:: Dados fornecidos

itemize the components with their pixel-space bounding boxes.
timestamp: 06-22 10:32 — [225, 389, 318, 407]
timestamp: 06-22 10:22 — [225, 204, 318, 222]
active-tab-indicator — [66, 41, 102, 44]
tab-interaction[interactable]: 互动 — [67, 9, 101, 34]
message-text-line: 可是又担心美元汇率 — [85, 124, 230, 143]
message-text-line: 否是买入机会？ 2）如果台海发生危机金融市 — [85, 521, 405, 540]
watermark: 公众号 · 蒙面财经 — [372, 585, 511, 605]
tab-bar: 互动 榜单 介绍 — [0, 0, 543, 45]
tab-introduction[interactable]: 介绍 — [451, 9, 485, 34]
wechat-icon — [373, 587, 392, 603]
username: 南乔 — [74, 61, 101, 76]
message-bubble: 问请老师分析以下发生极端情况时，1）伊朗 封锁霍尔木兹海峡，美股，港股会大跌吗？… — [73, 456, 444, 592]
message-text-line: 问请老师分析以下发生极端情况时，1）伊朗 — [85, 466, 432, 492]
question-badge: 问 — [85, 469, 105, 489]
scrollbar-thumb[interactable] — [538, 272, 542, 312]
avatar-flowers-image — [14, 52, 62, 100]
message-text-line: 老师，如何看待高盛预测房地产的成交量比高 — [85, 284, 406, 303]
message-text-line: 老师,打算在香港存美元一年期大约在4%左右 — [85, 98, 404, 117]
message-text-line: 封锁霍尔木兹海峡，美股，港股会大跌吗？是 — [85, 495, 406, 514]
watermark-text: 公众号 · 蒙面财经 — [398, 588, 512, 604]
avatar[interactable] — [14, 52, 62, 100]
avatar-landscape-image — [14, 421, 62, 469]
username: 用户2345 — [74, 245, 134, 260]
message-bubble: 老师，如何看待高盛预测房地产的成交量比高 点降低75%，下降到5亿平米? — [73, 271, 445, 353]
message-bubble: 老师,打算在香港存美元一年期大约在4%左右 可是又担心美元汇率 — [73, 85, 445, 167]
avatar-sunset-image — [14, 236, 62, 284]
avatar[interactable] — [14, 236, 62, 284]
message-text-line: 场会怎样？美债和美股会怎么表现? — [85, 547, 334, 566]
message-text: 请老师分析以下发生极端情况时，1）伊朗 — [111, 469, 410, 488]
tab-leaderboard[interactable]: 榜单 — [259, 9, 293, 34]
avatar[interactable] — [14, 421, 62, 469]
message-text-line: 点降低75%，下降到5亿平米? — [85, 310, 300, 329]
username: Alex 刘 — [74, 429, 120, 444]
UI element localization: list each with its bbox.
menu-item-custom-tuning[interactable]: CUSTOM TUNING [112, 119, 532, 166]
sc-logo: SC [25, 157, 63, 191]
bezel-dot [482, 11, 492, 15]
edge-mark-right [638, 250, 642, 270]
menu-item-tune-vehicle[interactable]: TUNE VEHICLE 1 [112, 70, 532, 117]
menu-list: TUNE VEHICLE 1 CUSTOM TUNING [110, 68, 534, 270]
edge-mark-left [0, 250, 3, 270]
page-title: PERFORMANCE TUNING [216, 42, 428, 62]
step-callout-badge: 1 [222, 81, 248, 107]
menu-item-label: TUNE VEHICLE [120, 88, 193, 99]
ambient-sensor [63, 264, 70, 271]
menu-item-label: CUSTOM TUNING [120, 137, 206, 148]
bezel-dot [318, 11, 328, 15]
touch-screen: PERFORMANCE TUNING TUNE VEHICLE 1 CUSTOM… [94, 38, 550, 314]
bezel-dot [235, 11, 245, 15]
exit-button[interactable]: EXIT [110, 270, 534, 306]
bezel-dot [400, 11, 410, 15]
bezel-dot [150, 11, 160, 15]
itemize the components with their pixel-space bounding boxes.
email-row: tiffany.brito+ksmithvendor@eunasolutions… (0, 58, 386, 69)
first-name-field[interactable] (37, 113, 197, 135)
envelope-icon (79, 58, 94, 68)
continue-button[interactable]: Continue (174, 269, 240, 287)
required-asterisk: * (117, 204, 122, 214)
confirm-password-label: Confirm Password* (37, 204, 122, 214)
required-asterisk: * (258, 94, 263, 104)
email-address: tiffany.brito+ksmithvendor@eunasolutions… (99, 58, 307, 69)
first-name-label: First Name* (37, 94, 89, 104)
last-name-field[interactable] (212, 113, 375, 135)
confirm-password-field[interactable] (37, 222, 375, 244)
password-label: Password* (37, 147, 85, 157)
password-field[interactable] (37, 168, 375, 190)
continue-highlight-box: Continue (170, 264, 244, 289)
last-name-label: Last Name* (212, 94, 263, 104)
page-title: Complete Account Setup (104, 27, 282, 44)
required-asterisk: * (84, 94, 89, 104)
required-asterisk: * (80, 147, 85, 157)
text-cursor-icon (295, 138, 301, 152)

::::

Enunciado:
Transcreva sem alterações tudo o que vai do começo do material até a linha que contém "message-text-line: 封锁霍尔木兹海峡，美股，港股会大跌吗？是 —", incluindo essa linha.

Resolução:
itemize the components with their pixel-space bounding boxes.
timestamp: 06-22 10:32 — [225, 389, 318, 407]
timestamp: 06-22 10:22 — [225, 204, 318, 222]
active-tab-indicator — [66, 41, 102, 44]
tab-interaction[interactable]: 互动 — [67, 9, 101, 34]
message-text-line: 可是又担心美元汇率 — [85, 124, 230, 143]
message-text-line: 否是买入机会？ 2）如果台海发生危机金融市 — [85, 521, 405, 540]
watermark: 公众号 · 蒙面财经 — [372, 585, 511, 605]
tab-bar: 互动 榜单 介绍 — [0, 0, 543, 45]
tab-introduction[interactable]: 介绍 — [451, 9, 485, 34]
wechat-icon — [373, 587, 392, 603]
username: 南乔 — [74, 61, 101, 76]
message-bubble: 问请老师分析以下发生极端情况时，1）伊朗 封锁霍尔木兹海峡，美股，港股会大跌吗？… — [73, 456, 444, 592]
message-text-line: 问请老师分析以下发生极端情况时，1）伊朗 — [85, 466, 432, 492]
question-badge: 问 — [85, 469, 105, 489]
scrollbar-thumb[interactable] — [538, 272, 542, 312]
avatar-flowers-image — [14, 52, 62, 100]
message-text-line: 老师，如何看待高盛预测房地产的成交量比高 — [85, 284, 406, 303]
message-text-line: 老师,打算在香港存美元一年期大约在4%左右 — [85, 98, 404, 117]
message-text-line: 封锁霍尔木兹海峡，美股，港股会大跌吗？是 — [85, 495, 406, 514]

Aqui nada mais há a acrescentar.